DESCRIPTION OF THE TASK: Provide the records once more, identical to the original.

RECORDS TO PROCESS:
·····

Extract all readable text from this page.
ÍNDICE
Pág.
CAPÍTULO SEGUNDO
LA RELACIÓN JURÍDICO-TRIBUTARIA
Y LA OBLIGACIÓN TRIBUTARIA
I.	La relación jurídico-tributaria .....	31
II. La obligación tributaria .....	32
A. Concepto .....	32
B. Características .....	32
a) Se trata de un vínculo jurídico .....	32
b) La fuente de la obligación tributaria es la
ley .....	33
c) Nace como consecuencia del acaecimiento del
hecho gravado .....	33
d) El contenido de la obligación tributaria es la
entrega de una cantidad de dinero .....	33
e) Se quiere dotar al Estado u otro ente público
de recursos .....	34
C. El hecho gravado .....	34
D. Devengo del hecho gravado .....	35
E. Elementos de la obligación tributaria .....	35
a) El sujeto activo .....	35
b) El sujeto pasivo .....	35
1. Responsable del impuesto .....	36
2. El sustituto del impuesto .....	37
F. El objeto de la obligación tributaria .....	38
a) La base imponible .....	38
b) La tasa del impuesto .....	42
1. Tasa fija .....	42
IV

·····

FINAL RESULT:
Extract all readable text from this page.
ÍNDICE
Pág.
CAPÍTULO SEGUNDO
LA RELACIÓN JURÍDICO-TRIBUTARIA
Y LA OBLIGACIÓN TRIBUTARIA
I.	La relación jurídico-tributaria .....	31
II. La obligación tributaria .....	32
A. Concepto .....	32
B. Características .....	32
a) Se trata de un vínculo jurídico .....	32
b) La fuente de la obligación tributaria es la
ley .....	33
c) Nace como consecuencia del acaecimiento del
hecho gravado .....	33
d) El contenido de la obligación tributaria es la
entrega de una cantidad de dinero .....	33
e) Se quiere dotar al Estado u otro ente público
de recursos .....	34
C. El hecho gravado .....	34
D. Devengo del hecho gravado .....	35
E. Elementos de la obligación tributaria .....	35
a) El sujeto activo .....	35
b) El sujeto pasivo .....	35
1. Responsable del impuesto .....	36
2. El sustituto del impuesto .....	37
F. El objeto de la obligación tributaria .....	38
a) La base imponible .....	38
b) La tasa del impuesto .....	42
1. Tasa fija .....	42
IV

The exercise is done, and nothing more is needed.